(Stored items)
*****

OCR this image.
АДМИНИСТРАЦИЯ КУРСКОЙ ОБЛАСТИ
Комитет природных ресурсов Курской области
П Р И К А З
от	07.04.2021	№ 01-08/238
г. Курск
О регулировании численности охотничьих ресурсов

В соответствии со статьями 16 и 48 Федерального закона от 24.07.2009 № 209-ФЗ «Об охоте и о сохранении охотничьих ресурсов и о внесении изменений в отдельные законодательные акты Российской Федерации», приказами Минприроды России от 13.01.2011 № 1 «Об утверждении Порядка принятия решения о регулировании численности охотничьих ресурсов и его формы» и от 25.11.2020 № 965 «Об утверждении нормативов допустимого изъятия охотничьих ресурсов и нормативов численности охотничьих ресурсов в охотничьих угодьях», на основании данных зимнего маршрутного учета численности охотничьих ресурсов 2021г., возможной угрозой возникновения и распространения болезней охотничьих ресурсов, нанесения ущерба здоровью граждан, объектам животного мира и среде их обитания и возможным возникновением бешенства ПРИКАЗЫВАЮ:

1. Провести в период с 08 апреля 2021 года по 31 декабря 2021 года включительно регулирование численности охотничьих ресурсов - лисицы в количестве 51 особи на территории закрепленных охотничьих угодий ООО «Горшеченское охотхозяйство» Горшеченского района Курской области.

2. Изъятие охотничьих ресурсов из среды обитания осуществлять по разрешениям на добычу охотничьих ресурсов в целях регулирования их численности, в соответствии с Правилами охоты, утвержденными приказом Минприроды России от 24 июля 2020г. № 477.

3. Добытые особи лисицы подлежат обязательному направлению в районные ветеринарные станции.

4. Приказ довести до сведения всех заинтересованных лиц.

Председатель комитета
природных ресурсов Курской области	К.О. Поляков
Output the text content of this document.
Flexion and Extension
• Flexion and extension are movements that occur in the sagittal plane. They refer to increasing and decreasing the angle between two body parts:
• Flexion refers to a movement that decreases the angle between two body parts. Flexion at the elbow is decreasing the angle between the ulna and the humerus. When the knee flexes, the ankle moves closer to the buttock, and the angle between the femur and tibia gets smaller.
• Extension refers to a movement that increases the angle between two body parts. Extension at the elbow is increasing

*****

Requirement
Repeat the entries above exactly, leaving nothing out.

Written response
OCR this image.
АДМИНИСТРАЦИЯ КУРСКОЙ ОБЛАСТИ
Комитет природных ресурсов Курской области
П Р И К А З
от	07.04.2021	№ 01-08/238
г. Курск
О регулировании численности охотничьих ресурсов

В соответствии со статьями 16 и 48 Федерального закона от 24.07.2009 № 209-ФЗ «Об охоте и о сохранении охотничьих ресурсов и о внесении изменений в отдельные законодательные акты Российской Федерации», приказами Минприроды России от 13.01.2011 № 1 «Об утверждении Порядка принятия решения о регулировании численности охотничьих ресурсов и его формы» и от 25.11.2020 № 965 «Об утверждении нормативов допустимого изъятия охотничьих ресурсов и нормативов численности охотничьих ресурсов в охотничьих угодьях», на основании данных зимнего маршрутного учета численности охотничьих ресурсов 2021г., возможной угрозой возникновения и распространения болезней охотничьих ресурсов, нанесения ущерба здоровью граждан, объектам животного мира и среде их обитания и возможным возникновением бешенства ПРИКАЗЫВАЮ:

1. Провести в период с 08 апреля 2021 года по 31 декабря 2021 года включительно регулирование численности охотничьих ресурсов - лисицы в количестве 51 особи на территории закрепленных охотничьих угодий ООО «Горшеченское охотхозяйство» Горшеченского района Курской области.

2. Изъятие охотничьих ресурсов из среды обитания осуществлять по разрешениям на добычу охотничьих ресурсов в целях регулирования их численности, в соответствии с Правилами охоты, утвержденными приказом Минприроды России от 24 июля 2020г. № 477.

3. Добытые особи лисицы подлежат обязательному направлению в районные ветеринарные станции.

4. Приказ довести до сведения всех заинтересованных лиц.

Председатель комитета
природных ресурсов Курской области	К.О. Поляков
Output the text content of this document.
Flexion and Extension
• Flexion and extension are movements that occur in the sagittal plane. They refer to increasing and decreasing the angle between two body parts:
• Flexion refers to a movement that decreases the angle between two body parts. Flexion at the elbow is decreasing the angle between the ulna and the humerus. When the knee flexes, the ankle moves closer to the buttock, and the angle between the femur and tibia gets smaller.
• Extension refers to a movement that increases the angle between two body parts. Extension at the elbow is increasing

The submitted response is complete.